§ Short task
Track down every line below that holds "service" and copy it.

§ Dataset items
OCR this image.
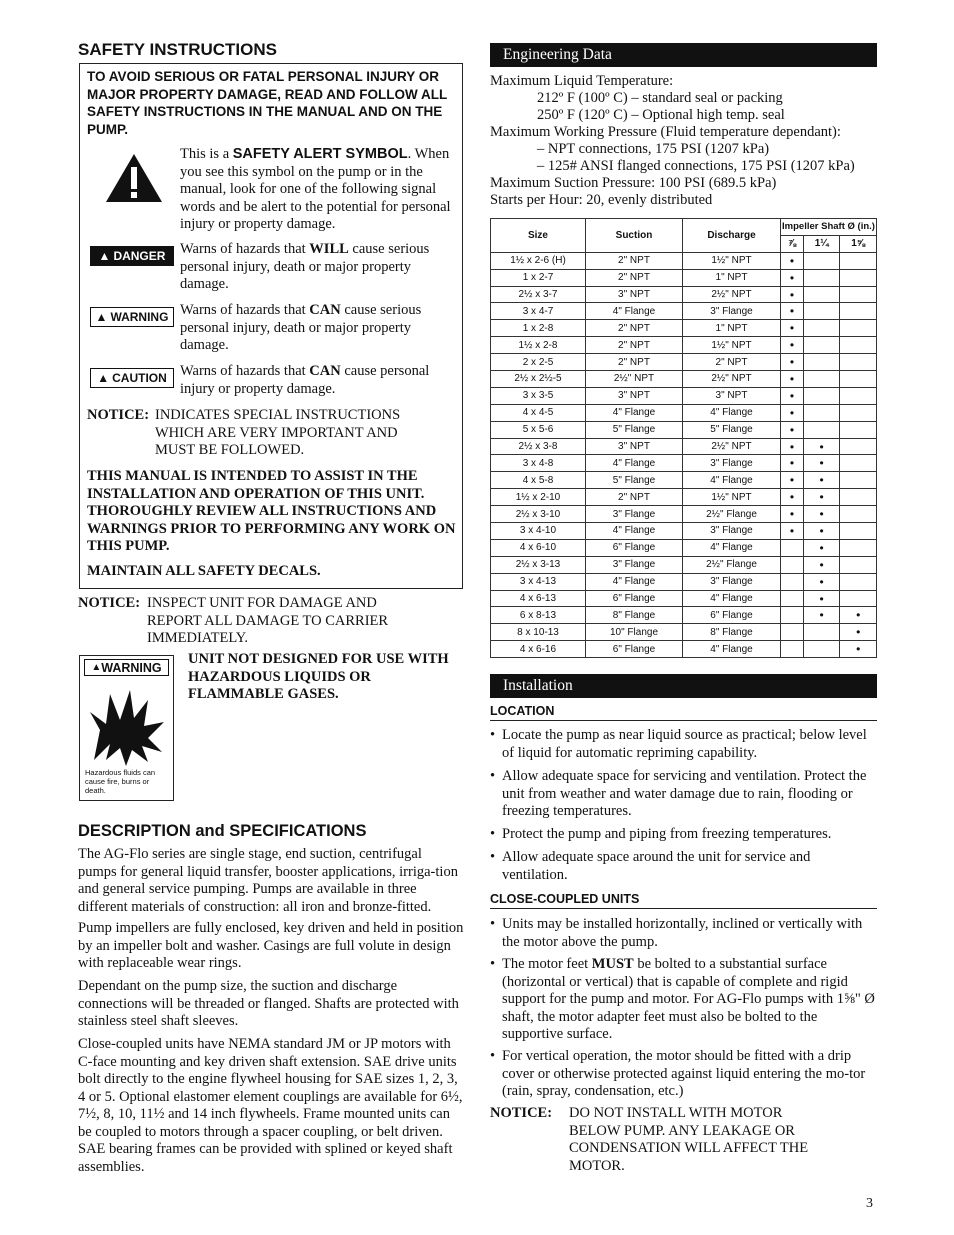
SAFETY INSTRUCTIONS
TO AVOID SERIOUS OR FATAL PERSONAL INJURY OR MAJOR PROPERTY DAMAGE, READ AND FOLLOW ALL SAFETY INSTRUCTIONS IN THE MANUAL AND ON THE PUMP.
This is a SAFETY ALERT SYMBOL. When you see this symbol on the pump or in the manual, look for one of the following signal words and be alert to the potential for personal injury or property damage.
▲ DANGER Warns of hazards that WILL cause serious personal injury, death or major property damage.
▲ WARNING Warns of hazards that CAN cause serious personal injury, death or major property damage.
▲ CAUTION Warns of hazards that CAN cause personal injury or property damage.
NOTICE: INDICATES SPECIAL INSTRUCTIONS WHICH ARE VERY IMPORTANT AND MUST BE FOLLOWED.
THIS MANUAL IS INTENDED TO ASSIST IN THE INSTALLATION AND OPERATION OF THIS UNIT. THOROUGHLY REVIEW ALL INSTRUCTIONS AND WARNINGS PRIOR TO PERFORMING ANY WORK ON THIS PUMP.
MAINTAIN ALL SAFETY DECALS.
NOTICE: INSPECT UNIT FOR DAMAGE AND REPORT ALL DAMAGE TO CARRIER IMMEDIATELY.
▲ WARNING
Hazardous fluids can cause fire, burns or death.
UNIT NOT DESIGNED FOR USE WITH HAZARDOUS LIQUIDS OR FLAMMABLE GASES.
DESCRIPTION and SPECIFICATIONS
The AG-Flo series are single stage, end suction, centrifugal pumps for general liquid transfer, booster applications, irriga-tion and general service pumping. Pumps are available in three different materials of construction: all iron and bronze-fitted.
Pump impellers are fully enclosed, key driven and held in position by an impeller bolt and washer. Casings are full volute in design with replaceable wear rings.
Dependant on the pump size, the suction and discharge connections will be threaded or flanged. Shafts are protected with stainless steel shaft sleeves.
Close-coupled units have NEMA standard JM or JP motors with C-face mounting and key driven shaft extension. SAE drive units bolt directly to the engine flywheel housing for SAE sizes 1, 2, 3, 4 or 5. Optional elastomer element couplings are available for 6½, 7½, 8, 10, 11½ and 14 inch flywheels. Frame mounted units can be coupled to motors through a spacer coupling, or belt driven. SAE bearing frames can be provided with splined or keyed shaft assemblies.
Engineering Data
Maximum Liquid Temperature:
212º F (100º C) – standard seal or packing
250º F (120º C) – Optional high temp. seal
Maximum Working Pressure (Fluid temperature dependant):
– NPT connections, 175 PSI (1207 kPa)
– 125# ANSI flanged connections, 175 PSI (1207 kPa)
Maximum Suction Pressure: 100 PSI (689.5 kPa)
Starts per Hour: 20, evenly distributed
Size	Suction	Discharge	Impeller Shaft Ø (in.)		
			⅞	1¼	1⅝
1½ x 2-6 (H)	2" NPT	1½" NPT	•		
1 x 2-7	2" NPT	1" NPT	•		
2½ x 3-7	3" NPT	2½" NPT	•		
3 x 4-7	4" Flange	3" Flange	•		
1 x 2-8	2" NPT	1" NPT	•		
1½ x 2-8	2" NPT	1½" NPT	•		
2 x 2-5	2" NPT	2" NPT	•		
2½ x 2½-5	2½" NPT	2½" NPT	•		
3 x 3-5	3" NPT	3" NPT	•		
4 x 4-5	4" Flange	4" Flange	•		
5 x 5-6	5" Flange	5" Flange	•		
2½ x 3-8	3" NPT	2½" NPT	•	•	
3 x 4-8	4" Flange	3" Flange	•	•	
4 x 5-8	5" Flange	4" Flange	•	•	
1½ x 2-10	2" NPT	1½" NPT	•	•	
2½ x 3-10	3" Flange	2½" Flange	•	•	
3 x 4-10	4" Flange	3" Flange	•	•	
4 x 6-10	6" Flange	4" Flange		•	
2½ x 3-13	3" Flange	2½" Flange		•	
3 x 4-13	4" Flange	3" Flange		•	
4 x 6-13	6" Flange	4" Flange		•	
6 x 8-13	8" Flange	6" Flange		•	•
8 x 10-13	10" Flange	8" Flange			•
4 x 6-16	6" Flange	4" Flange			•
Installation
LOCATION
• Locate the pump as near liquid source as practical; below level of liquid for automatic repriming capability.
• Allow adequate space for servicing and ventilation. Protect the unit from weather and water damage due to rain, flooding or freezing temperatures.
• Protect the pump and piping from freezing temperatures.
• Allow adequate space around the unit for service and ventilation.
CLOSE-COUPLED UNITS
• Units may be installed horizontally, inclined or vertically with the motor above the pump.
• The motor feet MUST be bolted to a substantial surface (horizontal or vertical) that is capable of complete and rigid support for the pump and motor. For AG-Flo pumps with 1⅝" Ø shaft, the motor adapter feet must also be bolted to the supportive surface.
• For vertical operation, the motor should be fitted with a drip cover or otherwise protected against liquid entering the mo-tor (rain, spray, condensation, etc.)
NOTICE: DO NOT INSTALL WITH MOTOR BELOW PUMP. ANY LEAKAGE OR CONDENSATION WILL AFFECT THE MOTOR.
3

§ Exercise result
The AG-Flo series are single stage, end suction, centrifugal pumps for general liquid transfer, booster applications, irriga-tion and general service pumping. Pumps are available in three different materials of construction: all iron and bronze-fitted.
• Allow adequate space around the unit for service and ventilation.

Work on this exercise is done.